---- DATASET EXTRACT

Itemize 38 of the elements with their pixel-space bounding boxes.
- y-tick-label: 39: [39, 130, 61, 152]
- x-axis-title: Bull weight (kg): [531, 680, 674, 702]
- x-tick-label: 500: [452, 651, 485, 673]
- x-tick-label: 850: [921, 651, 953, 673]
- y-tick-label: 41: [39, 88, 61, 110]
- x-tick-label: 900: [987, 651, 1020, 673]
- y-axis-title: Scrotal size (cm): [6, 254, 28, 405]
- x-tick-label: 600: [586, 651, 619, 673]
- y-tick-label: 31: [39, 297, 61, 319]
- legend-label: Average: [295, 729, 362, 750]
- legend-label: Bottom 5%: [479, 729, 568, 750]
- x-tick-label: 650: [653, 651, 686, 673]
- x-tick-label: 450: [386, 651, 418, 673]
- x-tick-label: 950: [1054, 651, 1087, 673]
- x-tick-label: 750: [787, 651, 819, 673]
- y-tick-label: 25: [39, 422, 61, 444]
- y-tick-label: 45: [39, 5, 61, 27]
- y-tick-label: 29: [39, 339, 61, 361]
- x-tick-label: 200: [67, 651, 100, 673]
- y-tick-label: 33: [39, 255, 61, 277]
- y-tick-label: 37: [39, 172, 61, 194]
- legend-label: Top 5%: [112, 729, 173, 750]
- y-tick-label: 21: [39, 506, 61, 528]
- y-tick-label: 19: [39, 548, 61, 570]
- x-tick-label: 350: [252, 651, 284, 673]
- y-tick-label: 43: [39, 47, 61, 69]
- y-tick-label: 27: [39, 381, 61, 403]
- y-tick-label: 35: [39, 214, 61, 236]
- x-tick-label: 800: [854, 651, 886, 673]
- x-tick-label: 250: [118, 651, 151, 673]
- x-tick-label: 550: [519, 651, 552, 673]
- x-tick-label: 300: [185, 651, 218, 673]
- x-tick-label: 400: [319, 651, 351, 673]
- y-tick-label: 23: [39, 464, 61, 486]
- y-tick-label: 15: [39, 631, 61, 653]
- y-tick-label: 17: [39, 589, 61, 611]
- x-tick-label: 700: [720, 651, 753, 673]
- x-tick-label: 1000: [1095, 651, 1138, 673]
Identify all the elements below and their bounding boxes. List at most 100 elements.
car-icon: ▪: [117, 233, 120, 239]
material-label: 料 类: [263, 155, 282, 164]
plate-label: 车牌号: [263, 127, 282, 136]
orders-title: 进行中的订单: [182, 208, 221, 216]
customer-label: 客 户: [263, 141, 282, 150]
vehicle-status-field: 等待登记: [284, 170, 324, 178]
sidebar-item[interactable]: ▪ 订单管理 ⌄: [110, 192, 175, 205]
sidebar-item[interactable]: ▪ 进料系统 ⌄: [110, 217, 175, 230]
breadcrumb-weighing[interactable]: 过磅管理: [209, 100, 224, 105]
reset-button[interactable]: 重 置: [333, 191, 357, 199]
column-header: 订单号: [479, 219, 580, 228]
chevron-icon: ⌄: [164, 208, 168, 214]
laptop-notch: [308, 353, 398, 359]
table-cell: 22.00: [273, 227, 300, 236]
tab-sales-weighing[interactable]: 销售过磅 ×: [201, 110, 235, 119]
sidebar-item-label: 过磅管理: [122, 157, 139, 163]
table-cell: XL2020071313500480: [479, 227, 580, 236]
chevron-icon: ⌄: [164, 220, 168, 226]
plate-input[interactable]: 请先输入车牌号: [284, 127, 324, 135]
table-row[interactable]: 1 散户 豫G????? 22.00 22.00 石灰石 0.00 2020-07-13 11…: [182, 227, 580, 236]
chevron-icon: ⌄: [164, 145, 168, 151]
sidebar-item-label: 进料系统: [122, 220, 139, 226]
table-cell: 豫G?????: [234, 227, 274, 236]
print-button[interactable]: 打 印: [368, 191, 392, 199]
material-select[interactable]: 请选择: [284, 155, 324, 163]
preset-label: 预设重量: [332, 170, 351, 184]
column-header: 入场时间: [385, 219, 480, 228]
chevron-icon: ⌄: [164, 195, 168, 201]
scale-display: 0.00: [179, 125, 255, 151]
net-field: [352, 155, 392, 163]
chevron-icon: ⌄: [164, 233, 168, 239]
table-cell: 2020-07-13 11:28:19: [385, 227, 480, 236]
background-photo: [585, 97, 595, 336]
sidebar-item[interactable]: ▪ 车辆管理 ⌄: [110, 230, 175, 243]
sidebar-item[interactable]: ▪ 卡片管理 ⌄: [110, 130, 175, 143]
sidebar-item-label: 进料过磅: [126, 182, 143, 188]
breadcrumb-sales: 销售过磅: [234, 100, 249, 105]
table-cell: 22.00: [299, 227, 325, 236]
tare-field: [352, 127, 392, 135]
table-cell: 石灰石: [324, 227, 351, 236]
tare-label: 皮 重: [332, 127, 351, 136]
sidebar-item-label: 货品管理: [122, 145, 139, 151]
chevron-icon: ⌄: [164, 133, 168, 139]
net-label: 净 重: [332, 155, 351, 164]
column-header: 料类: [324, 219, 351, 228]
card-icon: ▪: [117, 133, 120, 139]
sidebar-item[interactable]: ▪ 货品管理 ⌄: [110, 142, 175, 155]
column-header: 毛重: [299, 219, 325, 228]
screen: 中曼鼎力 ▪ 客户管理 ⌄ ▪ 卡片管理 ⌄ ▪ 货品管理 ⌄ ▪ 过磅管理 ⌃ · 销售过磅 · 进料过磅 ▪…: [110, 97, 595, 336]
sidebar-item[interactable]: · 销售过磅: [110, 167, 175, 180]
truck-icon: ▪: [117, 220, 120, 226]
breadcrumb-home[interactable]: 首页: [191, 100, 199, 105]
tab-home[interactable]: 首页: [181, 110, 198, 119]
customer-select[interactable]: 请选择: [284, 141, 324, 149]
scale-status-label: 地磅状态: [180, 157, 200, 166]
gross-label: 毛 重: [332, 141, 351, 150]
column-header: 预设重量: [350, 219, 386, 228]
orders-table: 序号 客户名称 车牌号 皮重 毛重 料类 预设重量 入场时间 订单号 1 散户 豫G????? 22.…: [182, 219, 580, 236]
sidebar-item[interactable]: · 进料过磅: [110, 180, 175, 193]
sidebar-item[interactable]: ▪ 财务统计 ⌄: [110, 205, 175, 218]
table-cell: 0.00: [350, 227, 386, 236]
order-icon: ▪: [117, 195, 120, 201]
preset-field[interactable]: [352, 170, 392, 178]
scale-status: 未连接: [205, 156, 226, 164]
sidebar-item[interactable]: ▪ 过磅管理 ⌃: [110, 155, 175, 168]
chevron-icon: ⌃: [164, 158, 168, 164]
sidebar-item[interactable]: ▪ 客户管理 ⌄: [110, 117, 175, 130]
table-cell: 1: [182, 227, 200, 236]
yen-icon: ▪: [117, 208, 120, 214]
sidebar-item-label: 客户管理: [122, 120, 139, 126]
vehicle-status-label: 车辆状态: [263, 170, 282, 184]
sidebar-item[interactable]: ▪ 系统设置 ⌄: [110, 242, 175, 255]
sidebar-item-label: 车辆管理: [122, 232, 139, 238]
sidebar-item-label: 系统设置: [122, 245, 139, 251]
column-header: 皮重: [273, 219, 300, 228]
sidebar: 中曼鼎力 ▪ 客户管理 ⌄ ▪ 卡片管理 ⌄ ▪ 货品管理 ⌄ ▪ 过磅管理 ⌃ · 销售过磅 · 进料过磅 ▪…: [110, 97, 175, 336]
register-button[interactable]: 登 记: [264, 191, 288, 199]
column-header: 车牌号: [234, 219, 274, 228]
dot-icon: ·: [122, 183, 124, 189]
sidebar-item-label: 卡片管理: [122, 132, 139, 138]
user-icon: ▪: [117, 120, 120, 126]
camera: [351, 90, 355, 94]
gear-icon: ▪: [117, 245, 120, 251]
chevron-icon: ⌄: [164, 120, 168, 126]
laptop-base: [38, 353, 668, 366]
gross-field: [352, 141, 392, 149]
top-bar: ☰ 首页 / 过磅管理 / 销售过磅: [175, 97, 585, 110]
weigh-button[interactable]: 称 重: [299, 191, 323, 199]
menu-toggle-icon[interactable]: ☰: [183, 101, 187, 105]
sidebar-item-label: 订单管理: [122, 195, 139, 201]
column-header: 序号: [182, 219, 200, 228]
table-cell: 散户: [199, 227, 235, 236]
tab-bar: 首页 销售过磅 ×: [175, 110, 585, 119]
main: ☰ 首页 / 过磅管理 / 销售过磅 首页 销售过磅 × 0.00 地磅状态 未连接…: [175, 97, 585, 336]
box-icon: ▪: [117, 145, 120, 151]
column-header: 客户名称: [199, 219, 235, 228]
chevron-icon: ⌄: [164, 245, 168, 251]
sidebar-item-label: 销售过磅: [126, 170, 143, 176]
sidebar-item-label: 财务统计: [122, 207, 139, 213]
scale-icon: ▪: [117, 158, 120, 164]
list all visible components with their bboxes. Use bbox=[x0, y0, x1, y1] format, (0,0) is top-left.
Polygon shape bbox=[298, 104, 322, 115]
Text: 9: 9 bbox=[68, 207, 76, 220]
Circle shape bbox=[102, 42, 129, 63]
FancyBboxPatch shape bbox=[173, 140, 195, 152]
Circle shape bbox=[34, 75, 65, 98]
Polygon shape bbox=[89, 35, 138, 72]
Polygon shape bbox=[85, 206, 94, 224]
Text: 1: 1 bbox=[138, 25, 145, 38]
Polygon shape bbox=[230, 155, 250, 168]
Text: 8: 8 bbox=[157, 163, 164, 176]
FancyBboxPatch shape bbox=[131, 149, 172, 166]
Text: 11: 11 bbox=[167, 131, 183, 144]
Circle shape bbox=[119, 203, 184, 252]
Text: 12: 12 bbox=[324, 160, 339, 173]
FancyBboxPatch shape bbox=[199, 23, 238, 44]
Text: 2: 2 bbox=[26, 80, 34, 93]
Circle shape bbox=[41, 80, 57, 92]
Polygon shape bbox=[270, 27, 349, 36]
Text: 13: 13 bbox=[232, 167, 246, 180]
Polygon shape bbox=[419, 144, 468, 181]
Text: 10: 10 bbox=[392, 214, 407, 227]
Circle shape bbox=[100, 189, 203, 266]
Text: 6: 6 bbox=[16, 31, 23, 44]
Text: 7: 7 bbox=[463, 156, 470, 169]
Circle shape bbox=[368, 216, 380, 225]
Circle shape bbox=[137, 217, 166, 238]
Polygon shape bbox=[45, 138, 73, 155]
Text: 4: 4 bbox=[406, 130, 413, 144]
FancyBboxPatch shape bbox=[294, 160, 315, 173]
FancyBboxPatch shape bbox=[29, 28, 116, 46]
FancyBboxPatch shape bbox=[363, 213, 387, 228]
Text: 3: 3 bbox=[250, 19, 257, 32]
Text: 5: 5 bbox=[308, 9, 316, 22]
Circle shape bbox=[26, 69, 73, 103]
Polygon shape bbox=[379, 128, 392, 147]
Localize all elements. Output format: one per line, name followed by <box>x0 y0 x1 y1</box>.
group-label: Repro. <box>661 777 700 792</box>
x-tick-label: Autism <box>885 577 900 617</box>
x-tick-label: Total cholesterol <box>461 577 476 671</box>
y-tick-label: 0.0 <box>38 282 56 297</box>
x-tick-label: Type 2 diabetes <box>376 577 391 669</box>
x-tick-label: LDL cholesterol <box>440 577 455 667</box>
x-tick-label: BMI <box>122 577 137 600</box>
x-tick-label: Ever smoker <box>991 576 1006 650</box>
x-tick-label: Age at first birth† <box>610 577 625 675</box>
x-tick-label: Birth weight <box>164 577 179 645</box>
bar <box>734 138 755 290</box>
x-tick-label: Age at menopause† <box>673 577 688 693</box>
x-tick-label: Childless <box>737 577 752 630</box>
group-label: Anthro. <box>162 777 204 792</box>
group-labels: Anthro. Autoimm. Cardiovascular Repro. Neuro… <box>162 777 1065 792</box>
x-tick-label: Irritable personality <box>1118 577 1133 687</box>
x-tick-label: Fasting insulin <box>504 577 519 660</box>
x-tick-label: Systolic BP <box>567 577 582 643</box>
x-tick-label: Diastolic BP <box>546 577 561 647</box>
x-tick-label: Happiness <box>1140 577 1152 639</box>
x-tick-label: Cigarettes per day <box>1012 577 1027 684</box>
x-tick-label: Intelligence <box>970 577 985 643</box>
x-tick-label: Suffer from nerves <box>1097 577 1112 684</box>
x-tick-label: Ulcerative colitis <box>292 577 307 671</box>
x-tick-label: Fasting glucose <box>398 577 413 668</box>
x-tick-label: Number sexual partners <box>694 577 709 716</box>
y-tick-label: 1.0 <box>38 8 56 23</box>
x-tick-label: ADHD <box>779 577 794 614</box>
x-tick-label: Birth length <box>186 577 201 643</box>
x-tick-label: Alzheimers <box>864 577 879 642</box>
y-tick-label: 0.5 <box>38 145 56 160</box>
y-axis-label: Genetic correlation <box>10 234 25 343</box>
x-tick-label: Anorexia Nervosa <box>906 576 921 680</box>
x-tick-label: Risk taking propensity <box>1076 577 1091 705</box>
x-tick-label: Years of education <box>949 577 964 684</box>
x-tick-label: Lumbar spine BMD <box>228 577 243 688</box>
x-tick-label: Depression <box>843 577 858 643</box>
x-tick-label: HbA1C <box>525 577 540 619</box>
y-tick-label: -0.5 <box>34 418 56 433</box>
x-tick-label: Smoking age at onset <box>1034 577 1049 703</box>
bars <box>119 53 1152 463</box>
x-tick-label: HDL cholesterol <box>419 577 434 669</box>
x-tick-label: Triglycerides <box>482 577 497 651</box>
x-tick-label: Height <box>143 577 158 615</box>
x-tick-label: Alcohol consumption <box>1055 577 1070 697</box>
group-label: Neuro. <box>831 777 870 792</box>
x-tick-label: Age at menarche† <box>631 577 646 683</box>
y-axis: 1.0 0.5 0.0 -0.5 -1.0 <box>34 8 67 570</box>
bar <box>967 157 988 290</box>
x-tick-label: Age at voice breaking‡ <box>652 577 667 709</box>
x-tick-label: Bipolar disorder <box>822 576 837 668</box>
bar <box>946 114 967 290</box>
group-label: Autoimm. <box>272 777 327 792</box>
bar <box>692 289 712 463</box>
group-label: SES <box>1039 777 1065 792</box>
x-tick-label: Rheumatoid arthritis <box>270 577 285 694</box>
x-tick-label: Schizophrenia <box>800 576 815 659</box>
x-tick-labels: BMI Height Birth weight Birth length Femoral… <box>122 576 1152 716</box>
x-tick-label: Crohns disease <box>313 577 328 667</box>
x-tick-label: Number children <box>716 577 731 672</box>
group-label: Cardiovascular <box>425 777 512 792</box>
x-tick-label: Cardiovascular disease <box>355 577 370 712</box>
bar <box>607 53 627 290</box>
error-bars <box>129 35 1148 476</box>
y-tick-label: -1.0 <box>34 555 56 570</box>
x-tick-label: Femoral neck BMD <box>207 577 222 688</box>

--------

## REQUIRED WORK
Express the lines from the start of the entries through the line containing "- x-tick-label: 900: [987, 651, 1020, 673]" as a JSON list of strings, one string per line, leaving out blank lines.

## THE COMPLETED TASK
[
  "Itemize 38 of the elements with their pixel-space bounding boxes.",
  "- y-tick-label: 39: [39, 130, 61, 152]",
  "- x-axis-title: Bull weight (kg): [531, 680, 674, 702]",
  "- x-tick-label: 500: [452, 651, 485, 673]",
  "- x-tick-label: 850: [921, 651, 953, 673]",
  "- y-tick-label: 41: [39, 88, 61, 110]",
  "- x-tick-label: 900: [987, 651, 1020, 673]"
]